Some records
-------

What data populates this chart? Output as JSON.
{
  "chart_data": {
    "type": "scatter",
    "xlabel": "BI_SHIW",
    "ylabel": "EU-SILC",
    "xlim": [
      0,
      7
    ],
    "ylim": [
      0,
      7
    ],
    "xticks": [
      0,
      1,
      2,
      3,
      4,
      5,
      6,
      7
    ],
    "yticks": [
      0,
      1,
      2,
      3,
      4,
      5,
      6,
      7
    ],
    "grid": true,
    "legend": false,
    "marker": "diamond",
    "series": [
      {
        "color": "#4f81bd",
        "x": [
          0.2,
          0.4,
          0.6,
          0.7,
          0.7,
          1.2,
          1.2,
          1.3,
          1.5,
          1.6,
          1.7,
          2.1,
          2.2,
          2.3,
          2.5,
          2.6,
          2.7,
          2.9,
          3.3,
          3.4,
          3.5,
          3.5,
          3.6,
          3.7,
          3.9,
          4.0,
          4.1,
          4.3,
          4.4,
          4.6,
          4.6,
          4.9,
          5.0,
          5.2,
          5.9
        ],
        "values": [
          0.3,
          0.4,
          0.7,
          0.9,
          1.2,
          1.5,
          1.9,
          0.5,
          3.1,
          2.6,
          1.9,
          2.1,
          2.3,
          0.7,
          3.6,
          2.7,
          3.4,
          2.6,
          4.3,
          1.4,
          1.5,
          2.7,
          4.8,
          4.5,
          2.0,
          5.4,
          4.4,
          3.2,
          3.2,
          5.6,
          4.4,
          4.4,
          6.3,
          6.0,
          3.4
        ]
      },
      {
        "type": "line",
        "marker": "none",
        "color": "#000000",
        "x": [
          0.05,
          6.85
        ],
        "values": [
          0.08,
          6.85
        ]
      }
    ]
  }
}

-------

■ **WHAT IS NEEDED**: Each entry above is to be set down again in exactly the same words.

■ **SOLVED EXERCISE**:
What data populates this chart? Output as JSON.
{
  "chart_data": {
    "type": "scatter",
    "xlabel": "BI_SHIW",
    "ylabel": "EU-SILC",
    "xlim": [
      0,
      7
    ],
    "ylim": [
      0,
      7
    ],
    "xticks": [
      0,
      1,
      2,
      3,
      4,
      5,
      6,
      7
    ],
    "yticks": [
      0,
      1,
      2,
      3,
      4,
      5,
      6,
      7
    ],
    "grid": true,
    "legend": false,
    "marker": "diamond",
    "series": [
      {
        "color": "#4f81bd",
        "x": [
          0.2,
          0.4,
          0.6,
          0.7,
          0.7,
          1.2,
          1.2,
          1.3,
          1.5,
          1.6,
          1.7,
          2.1,
          2.2,
          2.3,
          2.5,
          2.6,
          2.7,
          2.9,
          3.3,
          3.4,
          3.5,
          3.5,
          3.6,
          3.7,
          3.9,
          4.0,
          4.1,
          4.3,
          4.4,
          4.6,
          4.6,
          4.9,
          5.0,
          5.2,
          5.9
        ],
        "values": [
          0.3,
          0.4,
          0.7,
          0.9,
          1.2,
          1.5,
          1.9,
          0.5,
          3.1,
          2.6,
          1.9,
          2.1,
          2.3,
          0.7,
          3.6,
          2.7,
          3.4,
          2.6,
          4.3,
          1.4,
          1.5,
          2.7,
          4.8,
          4.5,
          2.0,
          5.4,
          4.4,
          3.2,
          3.2,
          5.6,
          4.4,
          4.4,
          6.3,
          6.0,
          3.4
        ]
      },
      {
        "type": "line",
        "marker": "none",
        "color": "#000000",
        "x": [
          0.05,
          6.85
        ],
        "values": [
          0.08,
          6.85
        ]
      }
    ]
  }
}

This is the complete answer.